>> begin

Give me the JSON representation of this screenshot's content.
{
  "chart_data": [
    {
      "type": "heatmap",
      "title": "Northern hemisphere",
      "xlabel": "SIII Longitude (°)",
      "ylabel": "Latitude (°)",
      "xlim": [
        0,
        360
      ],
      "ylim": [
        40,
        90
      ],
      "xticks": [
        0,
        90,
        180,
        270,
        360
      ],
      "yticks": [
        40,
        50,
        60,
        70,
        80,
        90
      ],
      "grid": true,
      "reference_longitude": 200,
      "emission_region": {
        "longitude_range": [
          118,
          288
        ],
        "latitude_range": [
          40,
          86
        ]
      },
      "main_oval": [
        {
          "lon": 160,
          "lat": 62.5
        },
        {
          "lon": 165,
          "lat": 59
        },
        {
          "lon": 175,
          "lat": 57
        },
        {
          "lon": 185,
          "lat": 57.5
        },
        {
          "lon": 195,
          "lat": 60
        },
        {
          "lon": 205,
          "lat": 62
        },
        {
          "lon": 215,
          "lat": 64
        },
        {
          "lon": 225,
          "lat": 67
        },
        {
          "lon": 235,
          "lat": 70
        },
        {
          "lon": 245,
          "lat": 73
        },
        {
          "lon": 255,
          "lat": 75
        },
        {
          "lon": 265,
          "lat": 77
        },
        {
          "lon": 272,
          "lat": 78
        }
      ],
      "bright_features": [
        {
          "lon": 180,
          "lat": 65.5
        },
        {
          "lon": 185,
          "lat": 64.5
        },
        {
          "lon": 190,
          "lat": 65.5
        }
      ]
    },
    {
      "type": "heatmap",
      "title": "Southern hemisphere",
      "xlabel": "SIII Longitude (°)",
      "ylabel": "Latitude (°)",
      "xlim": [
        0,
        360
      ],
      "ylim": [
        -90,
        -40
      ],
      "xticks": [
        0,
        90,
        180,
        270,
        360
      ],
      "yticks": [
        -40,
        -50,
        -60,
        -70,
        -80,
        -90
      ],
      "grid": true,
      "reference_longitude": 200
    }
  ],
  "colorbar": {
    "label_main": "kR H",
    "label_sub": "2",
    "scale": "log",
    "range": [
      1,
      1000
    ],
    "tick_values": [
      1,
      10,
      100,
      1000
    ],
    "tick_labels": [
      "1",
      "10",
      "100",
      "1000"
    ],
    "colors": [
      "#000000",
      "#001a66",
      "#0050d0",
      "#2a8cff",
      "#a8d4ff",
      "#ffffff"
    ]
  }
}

>> end

**Directive**
Print out every record again, exactly and in full.

**Complete output**
Give me the JSON representation of this screenshot's content.
{
  "chart_data": [
    {
      "type": "heatmap",
      "title": "Northern hemisphere",
      "xlabel": "SIII Longitude (°)",
      "ylabel": "Latitude (°)",
      "xlim": [
        0,
        360
      ],
      "ylim": [
        40,
        90
      ],
      "xticks": [
        0,
        90,
        180,
        270,
        360
      ],
      "yticks": [
        40,
        50,
        60,
        70,
        80,
        90
      ],
      "grid": true,
      "reference_longitude": 200,
      "emission_region": {
        "longitude_range": [
          118,
          288
        ],
        "latitude_range": [
          40,
          86
        ]
      },
      "main_oval": [
        {
          "lon": 160,
          "lat": 62.5
        },
        {
          "lon": 165,
          "lat": 59
        },
        {
          "lon": 175,
          "lat": 57
        },
        {
          "lon": 185,
          "lat": 57.5
        },
        {
          "lon": 195,
          "lat": 60
        },
        {
          "lon": 205,
          "lat": 62
        },
        {
          "lon": 215,
          "lat": 64
        },
        {
          "lon": 225,
          "lat": 67
        },
        {
          "lon": 235,
          "lat": 70
        },
        {
          "lon": 245,
          "lat": 73
        },
        {
          "lon": 255,
          "lat": 75
        },
        {
          "lon": 265,
          "lat": 77
        },
        {
          "lon": 272,
          "lat": 78
        }
      ],
      "bright_features": [
        {
          "lon": 180,
          "lat": 65.5
        },
        {
          "lon": 185,
          "lat": 64.5
        },
        {
          "lon": 190,
          "lat": 65.5
        }
      ]
    },
    {
      "type": "heatmap",
      "title": "Southern hemisphere",
      "xlabel": "SIII Longitude (°)",
      "ylabel": "Latitude (°)",
      "xlim": [
        0,
        360
      ],
      "ylim": [
        -90,
        -40
      ],
      "xticks": [
        0,
        90,
        180,
        270,
        360
      ],
      "yticks": [
        -40,
        -50,
        -60,
        -70,
        -80,
        -90
      ],
      "grid": true,
      "reference_longitude": 200
    }
  ],
  "colorbar": {
    "label_main": "kR H",
    "label_sub": "2",
    "scale": "log",
    "range": [
      1,
      1000
    ],
    "tick_values": [
      1,
      10,
      100,
      1000
    ],
    "tick_labels": [
      "1",
      "10",
      "100",
      "1000"
    ],
    "colors": [
      "#000000",
      "#001a66",
      "#0050d0",
      "#2a8cff",
      "#a8d4ff",
      "#ffffff"
    ]
  }
}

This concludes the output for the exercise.